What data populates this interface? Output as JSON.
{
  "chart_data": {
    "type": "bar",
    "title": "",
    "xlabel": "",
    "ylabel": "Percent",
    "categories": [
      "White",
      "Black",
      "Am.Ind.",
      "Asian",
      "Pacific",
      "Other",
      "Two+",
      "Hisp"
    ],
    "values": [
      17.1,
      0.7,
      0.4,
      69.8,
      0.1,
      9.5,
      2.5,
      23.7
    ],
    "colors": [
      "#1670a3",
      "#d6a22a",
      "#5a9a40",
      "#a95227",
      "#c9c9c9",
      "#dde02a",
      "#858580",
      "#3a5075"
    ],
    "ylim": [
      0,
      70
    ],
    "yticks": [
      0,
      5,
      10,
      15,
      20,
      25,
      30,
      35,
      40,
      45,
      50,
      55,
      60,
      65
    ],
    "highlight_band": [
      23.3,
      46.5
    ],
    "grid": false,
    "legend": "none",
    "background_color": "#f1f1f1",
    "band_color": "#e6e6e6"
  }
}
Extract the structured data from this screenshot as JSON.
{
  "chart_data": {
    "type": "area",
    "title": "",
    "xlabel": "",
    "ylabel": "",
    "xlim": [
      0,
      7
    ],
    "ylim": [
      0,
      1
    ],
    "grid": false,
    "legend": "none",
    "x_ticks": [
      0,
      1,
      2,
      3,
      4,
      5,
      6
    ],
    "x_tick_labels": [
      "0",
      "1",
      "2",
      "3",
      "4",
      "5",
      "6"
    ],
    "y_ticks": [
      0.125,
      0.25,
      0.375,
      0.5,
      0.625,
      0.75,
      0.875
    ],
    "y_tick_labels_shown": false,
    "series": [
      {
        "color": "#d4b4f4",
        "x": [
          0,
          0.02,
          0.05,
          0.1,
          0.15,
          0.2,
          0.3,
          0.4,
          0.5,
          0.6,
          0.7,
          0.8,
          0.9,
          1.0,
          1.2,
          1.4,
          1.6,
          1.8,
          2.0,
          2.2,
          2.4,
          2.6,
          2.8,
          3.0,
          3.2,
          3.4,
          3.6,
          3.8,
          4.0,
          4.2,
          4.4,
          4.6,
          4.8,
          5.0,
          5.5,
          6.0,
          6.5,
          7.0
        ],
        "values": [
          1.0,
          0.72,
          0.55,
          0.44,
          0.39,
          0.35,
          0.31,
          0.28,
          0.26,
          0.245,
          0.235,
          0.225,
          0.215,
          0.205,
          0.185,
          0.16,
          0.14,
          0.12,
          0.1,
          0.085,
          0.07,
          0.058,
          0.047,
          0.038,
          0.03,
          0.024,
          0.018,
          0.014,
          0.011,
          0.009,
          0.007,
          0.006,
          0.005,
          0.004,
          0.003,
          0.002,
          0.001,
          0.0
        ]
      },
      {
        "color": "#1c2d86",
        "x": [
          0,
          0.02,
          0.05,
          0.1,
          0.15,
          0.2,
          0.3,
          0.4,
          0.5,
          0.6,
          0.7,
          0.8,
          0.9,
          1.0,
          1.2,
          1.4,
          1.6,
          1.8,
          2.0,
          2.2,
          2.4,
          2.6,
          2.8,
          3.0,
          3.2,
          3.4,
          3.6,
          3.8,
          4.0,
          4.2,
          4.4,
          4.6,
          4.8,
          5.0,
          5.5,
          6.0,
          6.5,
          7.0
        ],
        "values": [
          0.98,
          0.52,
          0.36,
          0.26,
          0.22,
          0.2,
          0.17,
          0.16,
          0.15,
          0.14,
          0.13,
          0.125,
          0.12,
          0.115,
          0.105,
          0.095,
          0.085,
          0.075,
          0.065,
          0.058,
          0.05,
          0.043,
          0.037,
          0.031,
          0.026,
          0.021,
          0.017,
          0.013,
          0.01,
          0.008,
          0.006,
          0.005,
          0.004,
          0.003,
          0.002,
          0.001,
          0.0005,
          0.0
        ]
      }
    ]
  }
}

◆ WRITTEN REQUEST:
All entries must be repeated verbatim.

◆ WORKED ANSWER:
What data populates this interface? Output as JSON.
{
  "chart_data": {
    "type": "bar",
    "title": "",
    "xlabel": "",
    "ylabel": "Percent",
    "categories": [
      "White",
      "Black",
      "Am.Ind.",
      "Asian",
      "Pacific",
      "Other",
      "Two+",
      "Hisp"
    ],
    "values": [
      17.1,
      0.7,
      0.4,
      69.8,
      0.1,
      9.5,
      2.5,
      23.7
    ],
    "colors": [
      "#1670a3",
      "#d6a22a",
      "#5a9a40",
      "#a95227",
      "#c9c9c9",
      "#dde02a",
      "#858580",
      "#3a5075"
    ],
    "ylim": [
      0,
      70
    ],
    "yticks": [
      0,
      5,
      10,
      15,
      20,
      25,
      30,
      35,
      40,
      45,
      50,
      55,
      60,
      65
    ],
    "highlight_band": [
      23.3,
      46.5
    ],
    "grid": false,
    "legend": "none",
    "background_color": "#f1f1f1",
    "band_color": "#e6e6e6"
  }
}
Extract the structured data from this screenshot as JSON.
{
  "chart_data": {
    "type": "area",
    "title": "",
    "xlabel": "",
    "ylabel": "",
    "xlim": [
      0,
      7
    ],
    "ylim": [
      0,
      1
    ],
    "grid": false,
    "legend": "none",
    "x_ticks": [
      0,
      1,
      2,
      3,
      4,
      5,
      6
    ],
    "x_tick_labels": [
      "0",
      "1",
      "2",
      "3",
      "4",
      "5",
      "6"
    ],
    "y_ticks": [
      0.125,
      0.25,
      0.375,
      0.5,
      0.625,
      0.75,
      0.875
    ],
    "y_tick_labels_shown": false,
    "series": [
      {
        "color": "#d4b4f4",
        "x": [
          0,
          0.02,
          0.05,
          0.1,
          0.15,
          0.2,
          0.3,
          0.4,
          0.5,
          0.6,
          0.7,
          0.8,
          0.9,
          1.0,
          1.2,
          1.4,
          1.6,
          1.8,
          2.0,
          2.2,
          2.4,
          2.6,
          2.8,
          3.0,
          3.2,
          3.4,
          3.6,
          3.8,
          4.0,
          4.2,
          4.4,
          4.6,
          4.8,
          5.0,
          5.5,
          6.0,
          6.5,
          7.0
        ],
        "values": [
          1.0,
          0.72,
          0.55,
          0.44,
          0.39,
          0.35,
          0.31,
          0.28,
          0.26,
          0.245,
          0.235,
          0.225,
          0.215,
          0.205,
          0.185,
          0.16,
          0.14,
          0.12,
          0.1,
          0.085,
          0.07,
          0.058,
          0.047,
          0.038,
          0.03,
          0.024,
          0.018,
          0.014,
          0.011,
          0.009,
          0.007,
          0.006,
          0.005,
          0.004,
          0.003,
          0.002,
          0.001,
          0.0
        ]
      },
      {
        "color": "#1c2d86",
        "x": [
          0,
          0.02,
          0.05,
          0.1,
          0.15,
          0.2,
          0.3,
          0.4,
          0.5,
          0.6,
          0.7,
          0.8,
          0.9,
          1.0,
          1.2,
          1.4,
          1.6,
          1.8,
          2.0,
          2.2,
          2.4,
          2.6,
          2.8,
          3.0,
          3.2,
          3.4,
          3.6,
          3.8,
          4.0,
          4.2,
          4.4,
          4.6,
          4.8,
          5.0,
          5.5,
          6.0,
          6.5,
          7.0
        ],
        "values": [
          0.98,
          0.52,
          0.36,
          0.26,
          0.22,
          0.2,
          0.17,
          0.16,
          0.15,
          0.14,
          0.13,
          0.125,
          0.12,
          0.115,
          0.105,
          0.095,
          0.085,
          0.075,
          0.065,
          0.058,
          0.05,
          0.043,
          0.037,
          0.031,
          0.026,
          0.021,
          0.017,
          0.013,
          0.01,
          0.008,
          0.006,
          0.005,
          0.004,
          0.003,
          0.002,
          0.001,
          0.0005,
          0.0
        ]
      }
    ]
  }
}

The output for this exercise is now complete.